**Problem to solve:** Output the material word for word. Leave each picture out.

Items from a dataset:
......

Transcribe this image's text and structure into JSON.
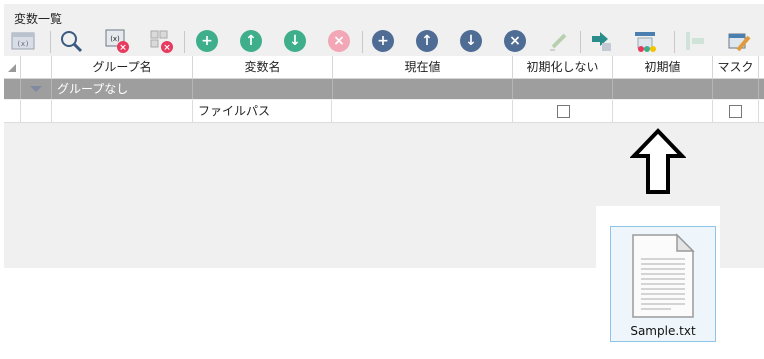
{
  "panel": {
    "title": "変数一覧"
  },
  "toolbar": {
    "buttons": [
      {
        "name": "variable-format-icon",
        "glyph": "(x)"
      },
      {
        "name": "search-icon"
      },
      {
        "name": "delete-variable-icon",
        "glyph": "(x)"
      },
      {
        "name": "delete-unused-icon"
      },
      {
        "name": "add-group-icon",
        "glyph": "+"
      },
      {
        "name": "group-move-up-icon",
        "glyph": "↑"
      },
      {
        "name": "group-move-down-icon",
        "glyph": "↓"
      },
      {
        "name": "delete-group-icon",
        "glyph": "×"
      },
      {
        "name": "add-variable-icon",
        "glyph": "+"
      },
      {
        "name": "variable-move-up-icon",
        "glyph": "↑"
      },
      {
        "name": "variable-move-down-icon",
        "glyph": "↓"
      },
      {
        "name": "delete-variable-row-icon",
        "glyph": "×"
      },
      {
        "name": "edit-icon"
      },
      {
        "name": "import-icon"
      },
      {
        "name": "export-icon"
      },
      {
        "name": "move-icon"
      },
      {
        "name": "settings-icon"
      }
    ]
  },
  "grid": {
    "columns": [
      "",
      "",
      "グループ名",
      "変数名",
      "現在値",
      "初期化しない",
      "初期値",
      "マスク"
    ],
    "group_row": {
      "label": "グループなし"
    },
    "rows": [
      {
        "group": "",
        "name": "ファイルパス",
        "current": "",
        "no_init": false,
        "initial": "",
        "mask": false
      }
    ]
  },
  "file": {
    "name": "Sample.txt"
  },
  "annotation": {
    "arrow": "up-arrow"
  }
}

......

**Output of the task:**
Transcribe this image's text and structure into JSON.
{
  "panel": {
    "title": "変数一覧"
  },
  "toolbar": {
    "buttons": [
      {
        "name": "variable-format-icon",
        "glyph": "(x)"
      },
      {
        "name": "search-icon"
      },
      {
        "name": "delete-variable-icon",
        "glyph": "(x)"
      },
      {
        "name": "delete-unused-icon"
      },
      {
        "name": "add-group-icon",
        "glyph": "+"
      },
      {
        "name": "group-move-up-icon",
        "glyph": "↑"
      },
      {
        "name": "group-move-down-icon",
        "glyph": "↓"
      },
      {
        "name": "delete-group-icon",
        "glyph": "×"
      },
      {
        "name": "add-variable-icon",
        "glyph": "+"
      },
      {
        "name": "variable-move-up-icon",
        "glyph": "↑"
      },
      {
        "name": "variable-move-down-icon",
        "glyph": "↓"
      },
      {
        "name": "delete-variable-row-icon",
        "glyph": "×"
      },
      {
        "name": "edit-icon"
      },
      {
        "name": "import-icon"
      },
      {
        "name": "export-icon"
      },
      {
        "name": "move-icon"
      },
      {
        "name": "settings-icon"
      }
    ]
  },
  "grid": {
    "columns": [
      "",
      "",
      "グループ名",
      "変数名",
      "現在値",
      "初期化しない",
      "初期値",
      "マスク"
    ],
    "group_row": {
      "label": "グループなし"
    },
    "rows": [
      {
        "group": "",
        "name": "ファイルパス",
        "current": "",
        "no_init": false,
        "initial": "",
        "mask": false
      }
    ]
  },
  "file": {
    "name": "Sample.txt"
  },
  "annotation": {
    "arrow": "up-arrow"
  }
}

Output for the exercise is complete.